→ Exercise brief
Exactly reproduce the lines from the one containing "Extract the structured" through the last line of the data, both ends included, leaving out pictures.

→ Task inputs

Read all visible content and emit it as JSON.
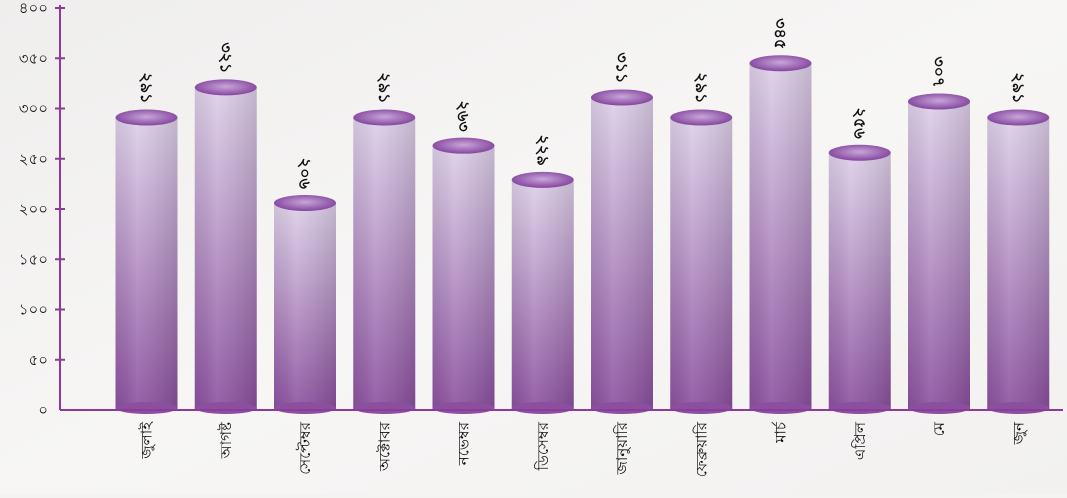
{
  "chart_data": {
    "type": "bar",
    "title": "",
    "xlabel": "",
    "ylabel": "",
    "ylim": [
      0,
      400
    ],
    "yticks": [
      0,
      50,
      100,
      150,
      200,
      250,
      300,
      350,
      400
    ],
    "ytick_labels": [
      "০",
      "৫০",
      "১০০",
      "১৫০",
      "২০০",
      "২৫০",
      "৩০০",
      "৩৫০",
      "৪০০"
    ],
    "categories": [
      "জুলাই",
      "আগষ্ট",
      "সেপ্টেম্বর",
      "অক্টোবর",
      "নভেম্বর",
      "ডিসেম্বর",
      "জানুয়ারি",
      "ফেব্রুয়ারি",
      "মার্চ",
      "এপ্রিল",
      "মে",
      "জুন"
    ],
    "values": [
      291,
      321,
      206,
      291,
      263,
      229,
      311,
      291,
      345,
      256,
      307,
      291
    ],
    "value_labels": [
      "২৯১",
      "৩২১",
      "২০৬",
      "২৯১",
      "২৬৩",
      "২২৯",
      "৩১১",
      "২৯১",
      "৩৪৫",
      "২৫৬",
      "৩০৭",
      "২৯১"
    ],
    "grid": false,
    "legend": "none",
    "colors": {
      "bar_top": "#ddd0e8",
      "bar_bottom": "#8a4f9e",
      "bar_cap_light": "#c9a6d9",
      "bar_cap_dark": "#7d3c98",
      "axis": "#8e3a9a"
    }
  }
}
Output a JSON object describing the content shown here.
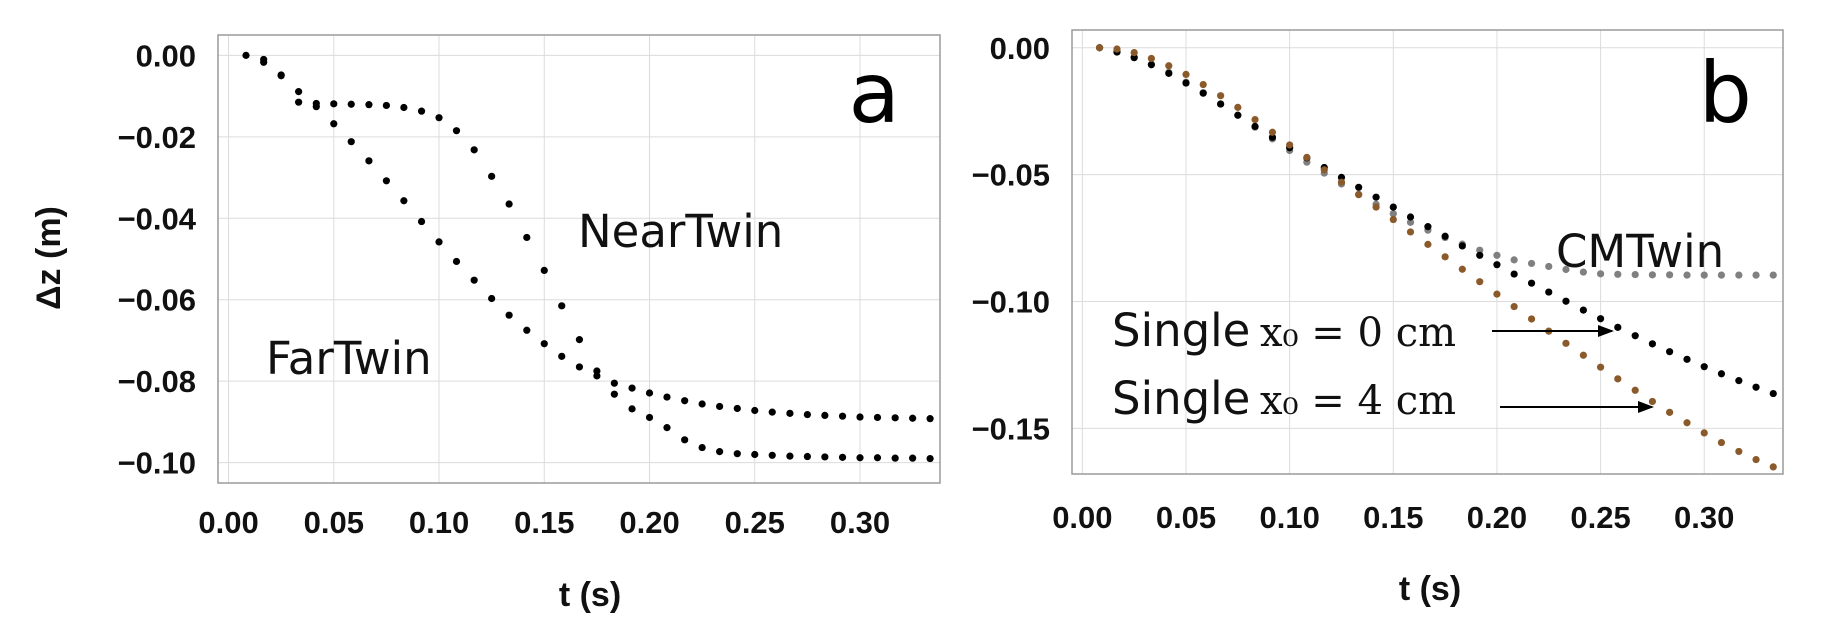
{
  "chart_data": [
    {
      "type": "scatter",
      "panel_label": "a",
      "xlabel": "t (s)",
      "ylabel": "Δz (m)",
      "xlim": [
        -0.005,
        0.338
      ],
      "ylim": [
        -0.105,
        0.005
      ],
      "xticks": [
        0.0,
        0.05,
        0.1,
        0.15,
        0.2,
        0.25,
        0.3
      ],
      "xtick_labels": [
        "0.00",
        "0.05",
        "0.10",
        "0.15",
        "0.20",
        "0.25",
        "0.30"
      ],
      "yticks": [
        0.0,
        -0.02,
        -0.04,
        -0.06,
        -0.08,
        -0.1
      ],
      "ytick_labels": [
        "0.00",
        "−0.02",
        "−0.04",
        "−0.06",
        "−0.08",
        "−0.10"
      ],
      "grid": true,
      "annotations": [
        {
          "text": "NearTwin",
          "x": 0.168,
          "y": -0.043
        },
        {
          "text": "FarTwin",
          "x": 0.022,
          "y": -0.0795
        }
      ],
      "series": [
        {
          "name": "NearTwin",
          "color": "#000000",
          "x": [
            0.0083,
            0.0167,
            0.025,
            0.0333,
            0.0417,
            0.05,
            0.0583,
            0.0667,
            0.075,
            0.0833,
            0.0917,
            0.1,
            0.1083,
            0.1167,
            0.125,
            0.1333,
            0.1417,
            0.15,
            0.1583,
            0.1667,
            0.175,
            0.1833,
            0.1917,
            0.2,
            0.2083,
            0.2167,
            0.225,
            0.2333,
            0.2417,
            0.25,
            0.2583,
            0.2667,
            0.275,
            0.2833,
            0.2917,
            0.3,
            0.3083,
            0.3167,
            0.325,
            0.3333
          ],
          "y": [
            0.0,
            -0.001,
            -0.005,
            -0.0115,
            -0.0118,
            -0.0119,
            -0.012,
            -0.0121,
            -0.0123,
            -0.0128,
            -0.0137,
            -0.0153,
            -0.0185,
            -0.0232,
            -0.0297,
            -0.0365,
            -0.0447,
            -0.0528,
            -0.0615,
            -0.0698,
            -0.0775,
            -0.0832,
            -0.0868,
            -0.0889,
            -0.0914,
            -0.0944,
            -0.0963,
            -0.0973,
            -0.0978,
            -0.098,
            -0.0982,
            -0.0984,
            -0.0985,
            -0.0986,
            -0.0987,
            -0.0988,
            -0.0988,
            -0.0989,
            -0.0989,
            -0.099
          ]
        },
        {
          "name": "FarTwin",
          "color": "#000000",
          "x": [
            0.0167,
            0.025,
            0.0333,
            0.0417,
            0.05,
            0.0583,
            0.0667,
            0.075,
            0.0833,
            0.0917,
            0.1,
            0.1083,
            0.1167,
            0.125,
            0.1333,
            0.1417,
            0.15,
            0.1583,
            0.1667,
            0.175,
            0.1833,
            0.1917,
            0.2,
            0.2083,
            0.2167,
            0.225,
            0.2333,
            0.2417,
            0.25,
            0.2583,
            0.2667,
            0.275,
            0.2833,
            0.2917,
            0.3,
            0.3083,
            0.3167,
            0.325,
            0.3333
          ],
          "y": [
            -0.0017,
            -0.0048,
            -0.0089,
            -0.0126,
            -0.0168,
            -0.0212,
            -0.0259,
            -0.0308,
            -0.0357,
            -0.0408,
            -0.0458,
            -0.0506,
            -0.0552,
            -0.0597,
            -0.0638,
            -0.0675,
            -0.0708,
            -0.0739,
            -0.0765,
            -0.0787,
            -0.0805,
            -0.0817,
            -0.0829,
            -0.0839,
            -0.0848,
            -0.0856,
            -0.0862,
            -0.0867,
            -0.0872,
            -0.0876,
            -0.0879,
            -0.0882,
            -0.0884,
            -0.0886,
            -0.0888,
            -0.0889,
            -0.089,
            -0.0891,
            -0.0892
          ]
        }
      ]
    },
    {
      "type": "scatter",
      "panel_label": "b",
      "xlabel": "t (s)",
      "ylabel": "",
      "xlim": [
        -0.005,
        0.338
      ],
      "ylim": [
        -0.168,
        0.007
      ],
      "xticks": [
        0.0,
        0.05,
        0.1,
        0.15,
        0.2,
        0.25,
        0.3
      ],
      "xtick_labels": [
        "0.00",
        "0.05",
        "0.10",
        "0.15",
        "0.20",
        "0.25",
        "0.30"
      ],
      "yticks": [
        0.0,
        -0.05,
        -0.1,
        -0.15
      ],
      "ytick_labels": [
        "0.00",
        "−0.05",
        "−0.10",
        "−0.15"
      ],
      "grid": true,
      "annotations": [
        {
          "text": "CMTwin"
        },
        {
          "text": "Single",
          "math": "x₀ = 0 cm"
        },
        {
          "text": "Single",
          "math": "x₀ = 4 cm"
        }
      ],
      "series": [
        {
          "name": "CMTwin",
          "color": "#808080",
          "x": [
            0.0083,
            0.0167,
            0.025,
            0.0333,
            0.0417,
            0.05,
            0.0583,
            0.0667,
            0.075,
            0.0833,
            0.0917,
            0.1,
            0.1083,
            0.1167,
            0.125,
            0.1333,
            0.1417,
            0.15,
            0.1583,
            0.1667,
            0.175,
            0.1833,
            0.1917,
            0.2,
            0.2083,
            0.2167,
            0.225,
            0.2333,
            0.2417,
            0.25,
            0.2583,
            0.2667,
            0.275,
            0.2833,
            0.2917,
            0.3,
            0.3083,
            0.3167,
            0.325,
            0.3333
          ],
          "y": [
            0.0,
            -0.0014,
            -0.0036,
            -0.0065,
            -0.0097,
            -0.0136,
            -0.0177,
            -0.0221,
            -0.0266,
            -0.0313,
            -0.0359,
            -0.0405,
            -0.0451,
            -0.0494,
            -0.0537,
            -0.0578,
            -0.0617,
            -0.0654,
            -0.0688,
            -0.0719,
            -0.0748,
            -0.0774,
            -0.0798,
            -0.0818,
            -0.0836,
            -0.085,
            -0.0862,
            -0.0874,
            -0.0884,
            -0.0891,
            -0.0893,
            -0.0894,
            -0.0895,
            -0.0895,
            -0.0896,
            -0.0896,
            -0.0896,
            -0.0896,
            -0.0896,
            -0.0896
          ]
        },
        {
          "name": "Single x0 = 0 cm",
          "color": "#000000",
          "x": [
            0.0083,
            0.0167,
            0.025,
            0.0333,
            0.0417,
            0.05,
            0.0583,
            0.0667,
            0.075,
            0.0833,
            0.0917,
            0.1,
            0.1083,
            0.1167,
            0.125,
            0.1333,
            0.1417,
            0.15,
            0.1583,
            0.1667,
            0.175,
            0.1833,
            0.1917,
            0.2,
            0.2083,
            0.2167,
            0.225,
            0.2333,
            0.2417,
            0.25,
            0.2583,
            0.2667,
            0.275,
            0.2833,
            0.2917,
            0.3,
            0.3083,
            0.3167,
            0.325,
            0.3333
          ],
          "y": [
            0.0,
            -0.0017,
            -0.0039,
            -0.0067,
            -0.0101,
            -0.0139,
            -0.0179,
            -0.0222,
            -0.0266,
            -0.031,
            -0.0353,
            -0.0394,
            -0.0434,
            -0.0472,
            -0.0511,
            -0.055,
            -0.0589,
            -0.0628,
            -0.0667,
            -0.0705,
            -0.0743,
            -0.0781,
            -0.0818,
            -0.0855,
            -0.0892,
            -0.0928,
            -0.0963,
            -0.0999,
            -0.1034,
            -0.1068,
            -0.1102,
            -0.1135,
            -0.1167,
            -0.1198,
            -0.1228,
            -0.1257,
            -0.1285,
            -0.1312,
            -0.1338,
            -0.1363
          ]
        },
        {
          "name": "Single x0 = 4 cm",
          "color": "#8B5A2B",
          "x": [
            0.0083,
            0.0167,
            0.025,
            0.0333,
            0.0417,
            0.05,
            0.0583,
            0.0667,
            0.075,
            0.0833,
            0.0917,
            0.1,
            0.1083,
            0.1167,
            0.125,
            0.1333,
            0.1417,
            0.15,
            0.1583,
            0.1667,
            0.175,
            0.1833,
            0.1917,
            0.2,
            0.2083,
            0.2167,
            0.225,
            0.2333,
            0.2417,
            0.25,
            0.2583,
            0.2667,
            0.275,
            0.2833,
            0.2917,
            0.3,
            0.3083,
            0.3167,
            0.325,
            0.3333
          ],
          "y": [
            0.0,
            -0.0005,
            -0.0019,
            -0.0042,
            -0.0071,
            -0.0105,
            -0.0145,
            -0.0189,
            -0.0235,
            -0.0283,
            -0.0333,
            -0.0383,
            -0.0432,
            -0.0481,
            -0.053,
            -0.0579,
            -0.0628,
            -0.0677,
            -0.0726,
            -0.0775,
            -0.0824,
            -0.0873,
            -0.0922,
            -0.0971,
            -0.102,
            -0.1069,
            -0.1117,
            -0.1165,
            -0.1212,
            -0.1259,
            -0.1305,
            -0.135,
            -0.1394,
            -0.1437,
            -0.1478,
            -0.1518,
            -0.1556,
            -0.1591,
            -0.1623,
            -0.1652
          ]
        }
      ]
    }
  ]
}
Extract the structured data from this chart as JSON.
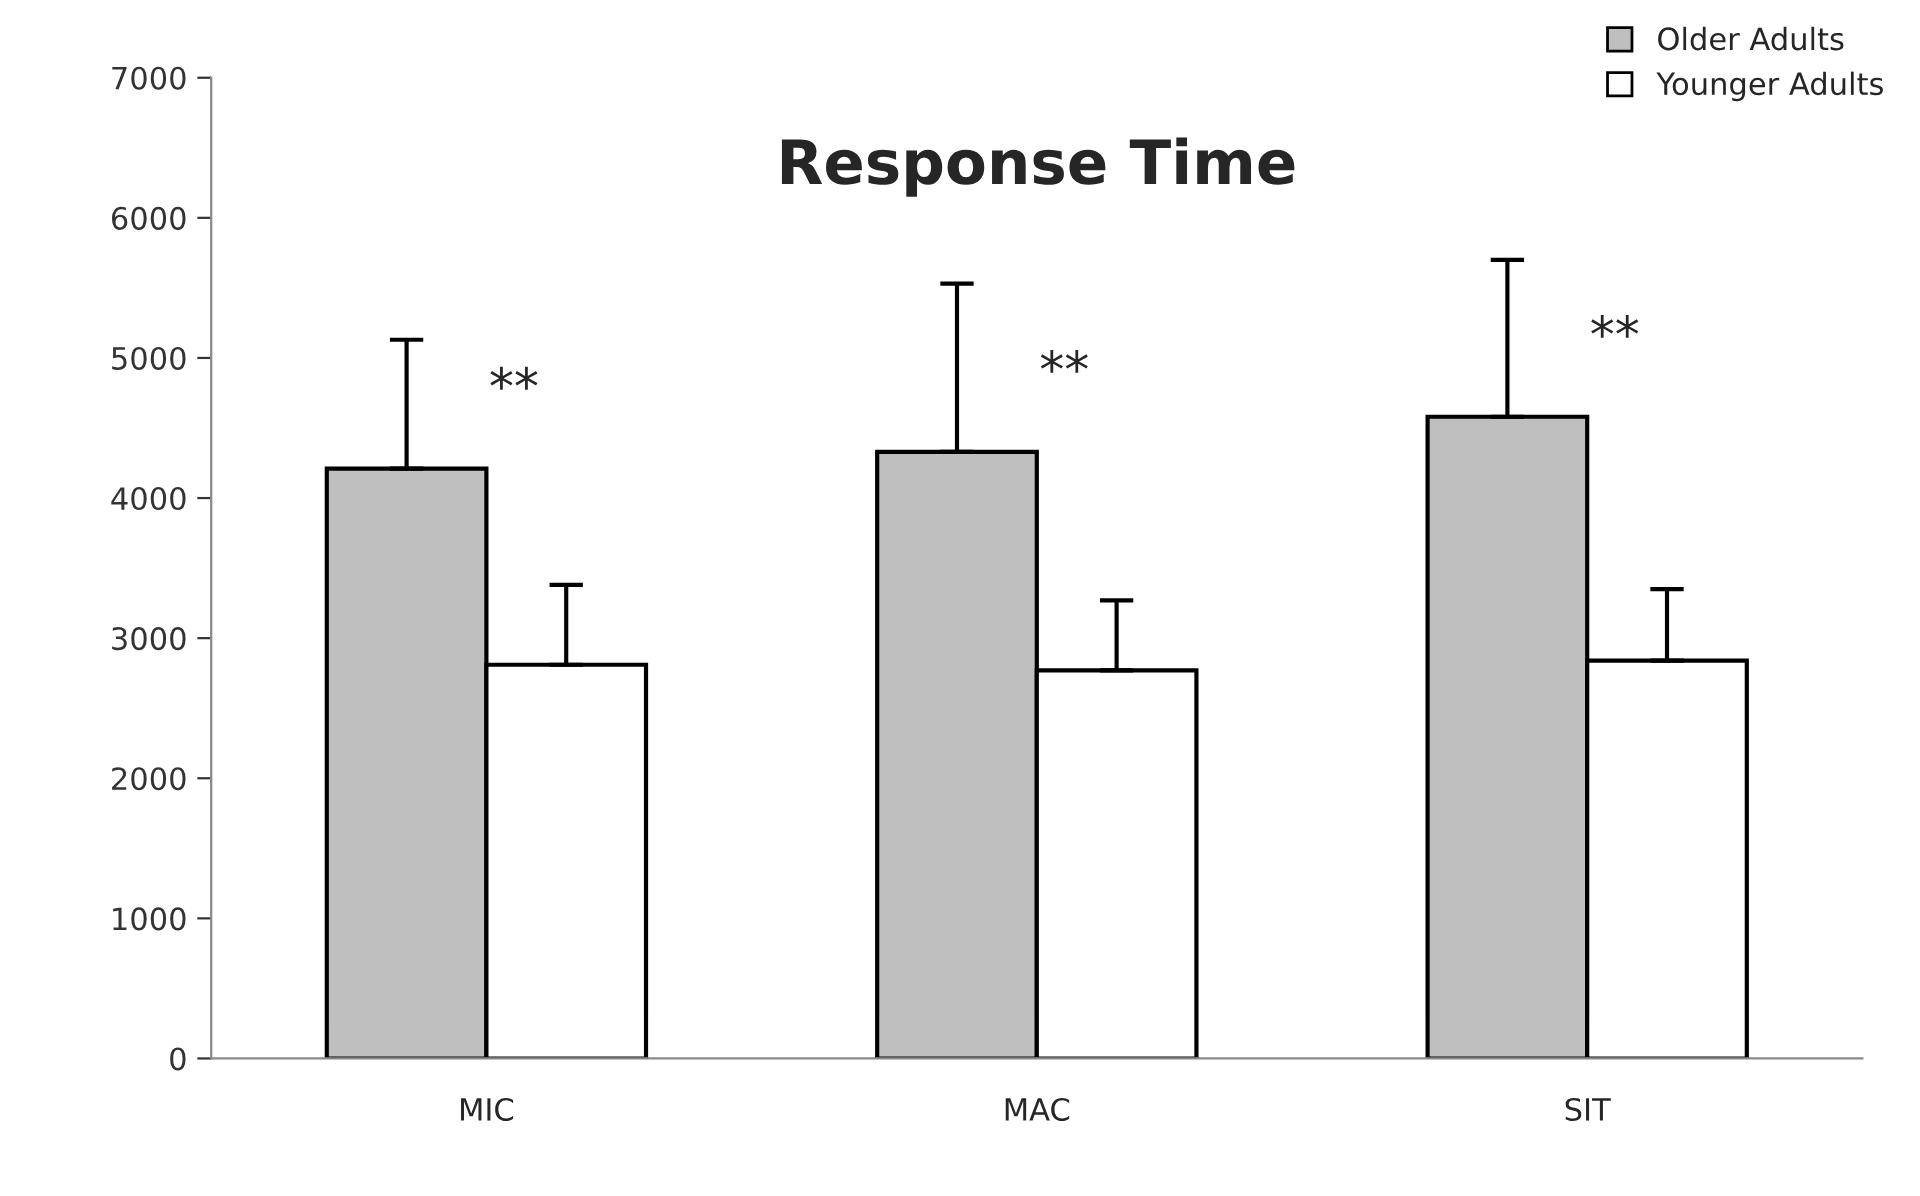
{
  "chart_data": {
    "type": "bar",
    "title": "Response Time",
    "categories": [
      "MIC",
      "MAC",
      "SIT"
    ],
    "series": [
      {
        "name": "Older Adults",
        "color": "#bfbfbf",
        "values": [
          4210,
          4330,
          4580
        ],
        "errors": [
          [
            4210,
            5130
          ],
          [
            4330,
            5530
          ],
          [
            4580,
            5700
          ]
        ]
      },
      {
        "name": "Younger Adults",
        "color": "#ffffff",
        "values": [
          2810,
          2770,
          2840
        ],
        "errors": [
          [
            2810,
            3380
          ],
          [
            2770,
            3270
          ],
          [
            2840,
            3350
          ]
        ]
      }
    ],
    "annotations": [
      "**",
      "**",
      "**"
    ],
    "ylim": [
      0,
      7000
    ],
    "yticks": [
      0,
      1000,
      2000,
      3000,
      4000,
      5000,
      6000,
      7000
    ],
    "grid": false,
    "legend": "top right"
  }
}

→ Task result
Extract the structured data from this chart as JSON.
{
  "chart_data": {
    "type": "bar",
    "title": "Response Time",
    "categories": [
      "MIC",
      "MAC",
      "SIT"
    ],
    "series": [
      {
        "name": "Older Adults",
        "color": "#bfbfbf",
        "values": [
          4210,
          4330,
          4580
        ],
        "errors": [
          [
            4210,
            5130
          ],
          [
            4330,
            5530
          ],
          [
            4580,
            5700
          ]
        ]
      },
      {
        "name": "Younger Adults",
        "color": "#ffffff",
        "values": [
          2810,
          2770,
          2840
        ],
        "errors": [
          [
            2810,
            3380
          ],
          [
            2770,
            3270
          ],
          [
            2840,
            3350
          ]
        ]
      }
    ],
    "annotations": [
      "**",
      "**",
      "**"
    ],
    "ylim": [
      0,
      7000
    ],
    "yticks": [
      0,
      1000,
      2000,
      3000,
      4000,
      5000,
      6000,
      7000
    ],
    "grid": false,
    "legend": "top right"
  }
}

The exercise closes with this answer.